(Data listing)

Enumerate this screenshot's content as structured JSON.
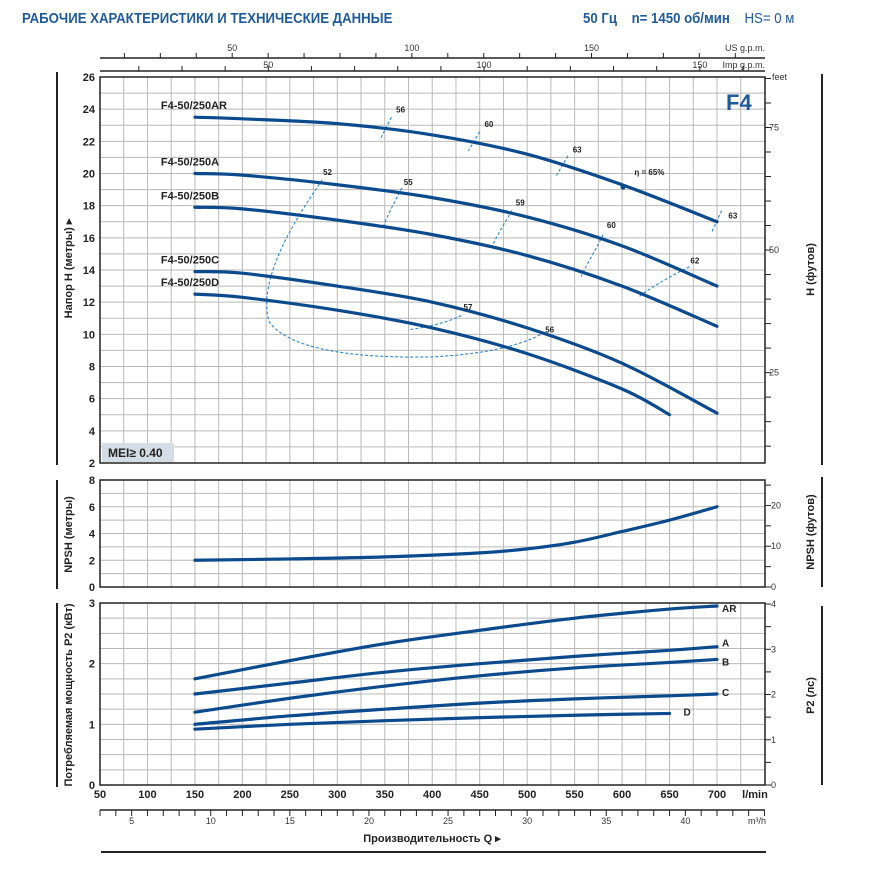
{
  "header": {
    "title": "РАБОЧИЕ ХАРАКТЕРИСТИКИ И ТЕХНИЧЕСКИЕ ДАННЫЕ",
    "frequency": "50 Гц",
    "speed": "n= 1450 об/мин",
    "hs": "HS= 0 м"
  },
  "series_badge": "F4",
  "mei_badge": "MEI≥ 0.40",
  "colors": {
    "curve": "#0b4a8c",
    "efficiency": "#2f86d1",
    "grid": "#b9b9b9",
    "title": "#1f5a9a",
    "badge_bg": "#d4dde6"
  },
  "chart_data": [
    {
      "type": "line",
      "title": "Head curves",
      "xlabel": "Производительность Q",
      "ylabel": "Напор H (метры)",
      "ylabel_right": "H (футов)",
      "xlim": [
        50,
        750
      ],
      "ylim": [
        2,
        26
      ],
      "yticks": [
        2,
        4,
        6,
        8,
        10,
        12,
        14,
        16,
        18,
        20,
        22,
        24,
        26
      ],
      "y2_unit": "feet",
      "y2_ticks": [
        25,
        50,
        75
      ],
      "grid": true,
      "series": [
        {
          "name": "F4-50/250AR",
          "x": [
            150,
            200,
            300,
            400,
            500,
            600,
            700
          ],
          "y": [
            23.5,
            23.4,
            23.1,
            22.4,
            21.2,
            19.3,
            17.0
          ]
        },
        {
          "name": "F4-50/250A",
          "x": [
            150,
            200,
            300,
            400,
            500,
            600,
            700
          ],
          "y": [
            20.0,
            19.9,
            19.3,
            18.5,
            17.3,
            15.5,
            13.0
          ]
        },
        {
          "name": "F4-50/250B",
          "x": [
            150,
            200,
            300,
            400,
            500,
            600,
            700
          ],
          "y": [
            17.9,
            17.8,
            17.1,
            16.2,
            14.9,
            13.0,
            10.5
          ]
        },
        {
          "name": "F4-50/250C",
          "x": [
            150,
            200,
            300,
            400,
            500,
            600,
            700
          ],
          "y": [
            13.9,
            13.8,
            13.0,
            12.0,
            10.4,
            8.2,
            5.1
          ]
        },
        {
          "name": "F4-50/250D",
          "x": [
            150,
            200,
            300,
            400,
            500,
            600,
            650
          ],
          "y": [
            12.5,
            12.3,
            11.5,
            10.4,
            8.8,
            6.6,
            5.0
          ]
        }
      ],
      "efficiency_marks": [
        {
          "label": "56",
          "x": 355,
          "y": 22.9
        },
        {
          "label": "60",
          "x": 445,
          "y": 22.1
        },
        {
          "label": "63",
          "x": 537,
          "y": 20.6
        },
        {
          "label": "η = 65%",
          "x": 601,
          "y": 19.2
        },
        {
          "label": "63",
          "x": 700,
          "y": 17.0
        },
        {
          "label": "52",
          "x": 285,
          "y": 19.4
        },
        {
          "label": "55",
          "x": 368,
          "y": 18.9
        },
        {
          "label": "59",
          "x": 480,
          "y": 17.6
        },
        {
          "label": "60",
          "x": 576,
          "y": 16.0
        },
        {
          "label": "62",
          "x": 667,
          "y": 14.0
        },
        {
          "label": "57",
          "x": 430,
          "y": 10.9
        },
        {
          "label": "56",
          "x": 515,
          "y": 9.9
        }
      ],
      "annotations": [
        "F4",
        "MEI≥ 0.40"
      ]
    },
    {
      "type": "line",
      "title": "NPSH",
      "ylabel": "NPSH (метры)",
      "ylabel_right": "NPSH (футов)",
      "xlim": [
        50,
        750
      ],
      "ylim": [
        0,
        8
      ],
      "yticks": [
        0,
        2,
        4,
        6,
        8
      ],
      "y2_ticks": [
        0,
        10,
        20
      ],
      "grid": true,
      "series": [
        {
          "name": "NPSH",
          "x": [
            150,
            250,
            350,
            450,
            500,
            550,
            600,
            650,
            700
          ],
          "y": [
            2.0,
            2.1,
            2.25,
            2.55,
            2.85,
            3.35,
            4.15,
            5.0,
            6.0
          ]
        }
      ]
    },
    {
      "type": "line",
      "title": "Power",
      "ylabel": "Потребляемая мощность P2 (кВт)",
      "ylabel_right": "P2 (лс)",
      "xlabel": "Производительность Q",
      "xunit": "l/min",
      "xlim": [
        50,
        750
      ],
      "ylim": [
        0,
        3
      ],
      "yticks": [
        0,
        1,
        2,
        3
      ],
      "y2_ticks": [
        0,
        1,
        2,
        3,
        4
      ],
      "xticks": [
        50,
        100,
        150,
        200,
        250,
        300,
        350,
        400,
        450,
        500,
        550,
        600,
        650,
        700
      ],
      "grid": true,
      "series": [
        {
          "name": "AR",
          "x": [
            150,
            250,
            350,
            450,
            550,
            650,
            700
          ],
          "y": [
            1.75,
            2.05,
            2.33,
            2.55,
            2.75,
            2.9,
            2.95
          ]
        },
        {
          "name": "A",
          "x": [
            150,
            250,
            350,
            450,
            550,
            650,
            700
          ],
          "y": [
            1.5,
            1.68,
            1.86,
            2.0,
            2.12,
            2.22,
            2.28
          ]
        },
        {
          "name": "B",
          "x": [
            150,
            250,
            350,
            450,
            550,
            650,
            700
          ],
          "y": [
            1.2,
            1.43,
            1.63,
            1.8,
            1.93,
            2.02,
            2.07
          ]
        },
        {
          "name": "C",
          "x": [
            150,
            250,
            350,
            450,
            550,
            650,
            700
          ],
          "y": [
            1.0,
            1.14,
            1.25,
            1.35,
            1.42,
            1.47,
            1.5
          ]
        },
        {
          "name": "D",
          "x": [
            150,
            250,
            350,
            450,
            550,
            650
          ],
          "y": [
            0.92,
            1.0,
            1.06,
            1.11,
            1.15,
            1.18
          ]
        }
      ]
    }
  ],
  "axes": {
    "us_gpm": {
      "label": "US g.p.m.",
      "ticks": [
        "50",
        "100",
        "150"
      ]
    },
    "imp_gpm": {
      "label": "Imp g.p.m.",
      "ticks": [
        "50",
        "100",
        "150"
      ]
    },
    "lmin": {
      "label": "l/min",
      "ticks": [
        "50",
        "100",
        "150",
        "200",
        "250",
        "300",
        "350",
        "400",
        "450",
        "500",
        "550",
        "600",
        "650",
        "700"
      ]
    },
    "m3h": {
      "label": "m³/h",
      "ticks": [
        "5",
        "10",
        "15",
        "20",
        "25",
        "30",
        "35",
        "40"
      ]
    },
    "h_feet": {
      "label": "feet",
      "ticks": [
        "25",
        "50",
        "75"
      ]
    },
    "npsh_feet": {
      "ticks": [
        "0",
        "10",
        "20"
      ]
    },
    "p2_hp": {
      "ticks": [
        "0",
        "1",
        "2",
        "3",
        "4"
      ]
    },
    "x_title": "Производительность Q",
    "h_title": "Напор H (метры)",
    "h_right_title": "H (футов)",
    "npsh_title": "NPSH (метры)",
    "npsh_right_title": "NPSH (футов)",
    "p2_title": "Потребляемая мощность P2 (кВт)",
    "p2_right_title": "P2 (лс)"
  }
}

• DESCRIPTION OF THE TASK:
Report the count of lines in the entries that contain the string "name", and nothing besides it.

• COMPLETED EXERCISE:
11